TO BE DONE: Using the entries that follow, count the lines containing the word "page" and give that number by itself.

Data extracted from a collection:

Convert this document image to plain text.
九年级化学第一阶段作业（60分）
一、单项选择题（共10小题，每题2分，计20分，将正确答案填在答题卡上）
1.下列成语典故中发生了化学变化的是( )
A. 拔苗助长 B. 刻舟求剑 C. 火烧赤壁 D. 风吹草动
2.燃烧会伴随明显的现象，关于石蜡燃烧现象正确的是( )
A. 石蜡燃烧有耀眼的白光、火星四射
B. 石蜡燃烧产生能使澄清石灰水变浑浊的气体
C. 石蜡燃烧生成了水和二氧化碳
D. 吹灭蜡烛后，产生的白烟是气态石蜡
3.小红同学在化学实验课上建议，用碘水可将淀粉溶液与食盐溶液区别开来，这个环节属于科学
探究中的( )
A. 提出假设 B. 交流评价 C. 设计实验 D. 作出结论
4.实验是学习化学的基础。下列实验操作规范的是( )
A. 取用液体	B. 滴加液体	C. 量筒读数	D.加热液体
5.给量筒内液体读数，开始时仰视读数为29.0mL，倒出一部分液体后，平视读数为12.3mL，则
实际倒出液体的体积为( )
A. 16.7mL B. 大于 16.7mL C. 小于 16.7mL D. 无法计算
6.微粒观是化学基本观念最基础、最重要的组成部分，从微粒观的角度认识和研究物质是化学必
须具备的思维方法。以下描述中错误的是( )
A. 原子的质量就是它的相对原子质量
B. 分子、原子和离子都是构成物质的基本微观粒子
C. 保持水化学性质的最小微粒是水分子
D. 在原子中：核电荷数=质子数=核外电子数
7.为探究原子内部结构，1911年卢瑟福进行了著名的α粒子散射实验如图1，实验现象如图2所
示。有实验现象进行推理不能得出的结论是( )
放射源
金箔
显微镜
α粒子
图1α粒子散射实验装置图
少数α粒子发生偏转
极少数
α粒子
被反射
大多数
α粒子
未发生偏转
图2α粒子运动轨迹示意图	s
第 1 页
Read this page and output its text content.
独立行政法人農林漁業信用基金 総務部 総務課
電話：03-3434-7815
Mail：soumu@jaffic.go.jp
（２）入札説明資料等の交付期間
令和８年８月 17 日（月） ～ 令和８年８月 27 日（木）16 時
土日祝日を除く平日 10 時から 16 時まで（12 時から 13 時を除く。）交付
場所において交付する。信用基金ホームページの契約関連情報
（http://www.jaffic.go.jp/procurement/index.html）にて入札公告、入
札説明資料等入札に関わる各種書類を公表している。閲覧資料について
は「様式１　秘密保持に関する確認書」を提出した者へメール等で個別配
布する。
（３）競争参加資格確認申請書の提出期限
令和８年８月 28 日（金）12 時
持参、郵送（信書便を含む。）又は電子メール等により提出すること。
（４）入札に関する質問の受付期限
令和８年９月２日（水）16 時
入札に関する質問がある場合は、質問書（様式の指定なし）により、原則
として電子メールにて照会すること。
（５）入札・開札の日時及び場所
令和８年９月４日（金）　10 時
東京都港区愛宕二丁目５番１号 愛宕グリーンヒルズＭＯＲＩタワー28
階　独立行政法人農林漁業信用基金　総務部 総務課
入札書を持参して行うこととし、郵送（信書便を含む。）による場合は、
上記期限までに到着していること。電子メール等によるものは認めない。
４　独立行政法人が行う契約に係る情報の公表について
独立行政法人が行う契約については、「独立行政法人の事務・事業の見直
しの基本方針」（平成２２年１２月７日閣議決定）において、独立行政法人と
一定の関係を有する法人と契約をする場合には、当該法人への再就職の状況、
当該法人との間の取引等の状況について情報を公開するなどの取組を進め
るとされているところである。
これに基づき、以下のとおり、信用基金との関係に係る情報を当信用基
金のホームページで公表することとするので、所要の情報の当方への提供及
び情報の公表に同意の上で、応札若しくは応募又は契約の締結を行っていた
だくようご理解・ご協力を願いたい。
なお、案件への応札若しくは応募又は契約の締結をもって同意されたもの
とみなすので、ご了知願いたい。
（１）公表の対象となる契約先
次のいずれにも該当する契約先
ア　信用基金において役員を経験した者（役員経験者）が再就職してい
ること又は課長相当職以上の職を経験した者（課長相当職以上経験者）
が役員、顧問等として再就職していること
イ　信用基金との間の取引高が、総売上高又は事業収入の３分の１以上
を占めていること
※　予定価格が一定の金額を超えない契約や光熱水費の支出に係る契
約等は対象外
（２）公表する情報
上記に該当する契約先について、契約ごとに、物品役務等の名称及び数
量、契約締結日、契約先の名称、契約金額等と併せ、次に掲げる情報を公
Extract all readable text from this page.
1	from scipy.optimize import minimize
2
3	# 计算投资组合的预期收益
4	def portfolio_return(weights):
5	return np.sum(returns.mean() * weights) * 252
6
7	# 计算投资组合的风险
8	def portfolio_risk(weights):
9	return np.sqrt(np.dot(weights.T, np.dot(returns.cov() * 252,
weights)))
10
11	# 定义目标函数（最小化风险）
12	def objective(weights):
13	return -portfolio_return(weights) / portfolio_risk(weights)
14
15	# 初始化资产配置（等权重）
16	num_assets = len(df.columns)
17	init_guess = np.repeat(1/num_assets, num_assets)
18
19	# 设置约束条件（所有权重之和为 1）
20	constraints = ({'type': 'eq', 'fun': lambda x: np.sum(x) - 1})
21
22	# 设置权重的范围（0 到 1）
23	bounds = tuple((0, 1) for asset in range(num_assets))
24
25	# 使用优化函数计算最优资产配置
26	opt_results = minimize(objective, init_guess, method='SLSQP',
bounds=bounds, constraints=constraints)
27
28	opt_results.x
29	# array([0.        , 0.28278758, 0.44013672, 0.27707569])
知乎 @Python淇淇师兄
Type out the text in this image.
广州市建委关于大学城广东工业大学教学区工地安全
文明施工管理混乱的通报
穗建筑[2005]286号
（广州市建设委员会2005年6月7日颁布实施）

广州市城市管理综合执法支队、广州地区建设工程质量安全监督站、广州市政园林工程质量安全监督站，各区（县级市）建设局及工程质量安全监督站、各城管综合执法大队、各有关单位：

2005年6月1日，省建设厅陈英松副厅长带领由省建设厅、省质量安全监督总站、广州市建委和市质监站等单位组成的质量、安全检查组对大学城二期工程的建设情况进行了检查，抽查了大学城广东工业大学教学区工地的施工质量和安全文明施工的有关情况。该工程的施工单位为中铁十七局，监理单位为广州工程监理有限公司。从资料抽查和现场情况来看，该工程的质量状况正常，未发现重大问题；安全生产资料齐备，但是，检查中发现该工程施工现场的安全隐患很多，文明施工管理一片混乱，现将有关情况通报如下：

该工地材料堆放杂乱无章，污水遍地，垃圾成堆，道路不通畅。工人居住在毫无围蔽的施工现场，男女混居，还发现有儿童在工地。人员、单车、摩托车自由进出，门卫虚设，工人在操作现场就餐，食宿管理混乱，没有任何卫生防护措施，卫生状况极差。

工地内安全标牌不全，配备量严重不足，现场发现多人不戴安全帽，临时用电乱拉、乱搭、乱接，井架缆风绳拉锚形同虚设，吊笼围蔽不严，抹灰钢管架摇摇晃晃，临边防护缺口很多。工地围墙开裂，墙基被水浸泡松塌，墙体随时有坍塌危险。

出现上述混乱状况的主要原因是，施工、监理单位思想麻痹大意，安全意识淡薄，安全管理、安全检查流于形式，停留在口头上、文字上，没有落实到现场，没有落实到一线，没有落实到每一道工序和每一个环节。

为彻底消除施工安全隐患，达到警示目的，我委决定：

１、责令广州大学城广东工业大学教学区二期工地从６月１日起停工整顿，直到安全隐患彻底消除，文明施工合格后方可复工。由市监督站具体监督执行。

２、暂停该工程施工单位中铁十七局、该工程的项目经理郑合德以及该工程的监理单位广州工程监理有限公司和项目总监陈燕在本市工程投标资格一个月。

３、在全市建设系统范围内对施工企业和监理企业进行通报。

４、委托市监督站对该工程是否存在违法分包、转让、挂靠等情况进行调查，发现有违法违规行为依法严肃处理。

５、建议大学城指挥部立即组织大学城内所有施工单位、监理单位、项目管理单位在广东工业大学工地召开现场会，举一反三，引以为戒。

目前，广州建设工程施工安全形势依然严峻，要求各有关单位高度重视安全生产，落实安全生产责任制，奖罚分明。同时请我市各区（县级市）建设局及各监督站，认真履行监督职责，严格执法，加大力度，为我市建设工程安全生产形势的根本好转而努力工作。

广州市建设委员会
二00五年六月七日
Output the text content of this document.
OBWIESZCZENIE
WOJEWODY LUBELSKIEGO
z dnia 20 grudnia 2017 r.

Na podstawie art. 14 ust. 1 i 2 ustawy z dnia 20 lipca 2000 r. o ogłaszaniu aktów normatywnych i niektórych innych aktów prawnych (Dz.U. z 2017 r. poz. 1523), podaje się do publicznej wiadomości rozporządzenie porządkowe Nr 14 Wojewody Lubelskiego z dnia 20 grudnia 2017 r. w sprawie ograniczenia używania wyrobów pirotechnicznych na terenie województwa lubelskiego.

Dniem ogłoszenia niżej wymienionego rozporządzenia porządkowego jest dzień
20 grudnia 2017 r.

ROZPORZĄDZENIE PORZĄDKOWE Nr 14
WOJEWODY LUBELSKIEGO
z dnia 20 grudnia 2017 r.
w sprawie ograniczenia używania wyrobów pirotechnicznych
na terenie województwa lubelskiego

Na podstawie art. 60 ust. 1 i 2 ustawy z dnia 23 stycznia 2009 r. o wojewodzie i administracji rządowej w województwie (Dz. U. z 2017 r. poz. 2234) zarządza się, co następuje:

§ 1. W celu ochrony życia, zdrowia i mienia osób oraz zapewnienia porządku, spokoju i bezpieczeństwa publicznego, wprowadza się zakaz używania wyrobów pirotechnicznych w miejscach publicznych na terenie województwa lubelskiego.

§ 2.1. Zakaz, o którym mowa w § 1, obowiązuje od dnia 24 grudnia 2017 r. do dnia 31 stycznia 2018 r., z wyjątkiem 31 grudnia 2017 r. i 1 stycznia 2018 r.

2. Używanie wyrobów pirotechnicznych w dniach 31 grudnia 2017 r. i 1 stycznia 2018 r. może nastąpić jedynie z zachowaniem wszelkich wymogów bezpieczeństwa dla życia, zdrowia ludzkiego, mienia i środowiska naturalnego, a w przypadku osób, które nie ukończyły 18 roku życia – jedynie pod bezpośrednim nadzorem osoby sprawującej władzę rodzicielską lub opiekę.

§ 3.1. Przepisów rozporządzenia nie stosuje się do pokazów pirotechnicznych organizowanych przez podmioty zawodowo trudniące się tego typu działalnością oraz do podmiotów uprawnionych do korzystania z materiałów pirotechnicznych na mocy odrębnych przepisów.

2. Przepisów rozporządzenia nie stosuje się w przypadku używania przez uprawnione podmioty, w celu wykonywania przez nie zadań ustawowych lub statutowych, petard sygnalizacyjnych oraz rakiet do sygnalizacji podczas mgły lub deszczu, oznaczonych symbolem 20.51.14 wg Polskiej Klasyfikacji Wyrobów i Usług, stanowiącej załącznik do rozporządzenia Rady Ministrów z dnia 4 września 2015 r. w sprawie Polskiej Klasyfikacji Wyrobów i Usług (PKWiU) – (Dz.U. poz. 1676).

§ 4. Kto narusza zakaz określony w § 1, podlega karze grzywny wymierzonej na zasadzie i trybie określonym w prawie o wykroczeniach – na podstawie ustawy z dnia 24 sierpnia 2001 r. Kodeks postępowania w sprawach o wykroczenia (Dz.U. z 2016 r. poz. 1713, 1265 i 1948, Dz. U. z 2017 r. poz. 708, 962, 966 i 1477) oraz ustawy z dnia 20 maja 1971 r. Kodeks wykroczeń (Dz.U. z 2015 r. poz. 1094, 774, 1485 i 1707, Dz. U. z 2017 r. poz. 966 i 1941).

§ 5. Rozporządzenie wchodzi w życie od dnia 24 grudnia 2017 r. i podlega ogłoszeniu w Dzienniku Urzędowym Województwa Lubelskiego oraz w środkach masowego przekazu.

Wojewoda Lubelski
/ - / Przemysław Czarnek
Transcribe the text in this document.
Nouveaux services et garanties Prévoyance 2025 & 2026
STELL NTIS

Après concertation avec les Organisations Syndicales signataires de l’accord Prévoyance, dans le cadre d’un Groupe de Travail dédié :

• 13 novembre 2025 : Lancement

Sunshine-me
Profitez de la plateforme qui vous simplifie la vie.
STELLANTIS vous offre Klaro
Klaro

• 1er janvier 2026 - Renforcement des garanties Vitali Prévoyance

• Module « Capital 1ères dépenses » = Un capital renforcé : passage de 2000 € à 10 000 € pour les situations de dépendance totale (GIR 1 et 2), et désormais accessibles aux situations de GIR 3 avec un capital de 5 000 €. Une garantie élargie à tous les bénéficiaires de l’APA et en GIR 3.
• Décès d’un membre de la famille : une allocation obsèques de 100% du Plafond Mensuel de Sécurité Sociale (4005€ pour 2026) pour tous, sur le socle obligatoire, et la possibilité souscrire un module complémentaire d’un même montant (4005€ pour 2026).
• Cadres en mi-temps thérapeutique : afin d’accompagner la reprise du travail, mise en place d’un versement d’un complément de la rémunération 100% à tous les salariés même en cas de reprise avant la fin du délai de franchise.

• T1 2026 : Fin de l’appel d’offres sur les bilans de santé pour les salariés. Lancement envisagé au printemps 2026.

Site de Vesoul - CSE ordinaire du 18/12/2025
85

REPLY: 2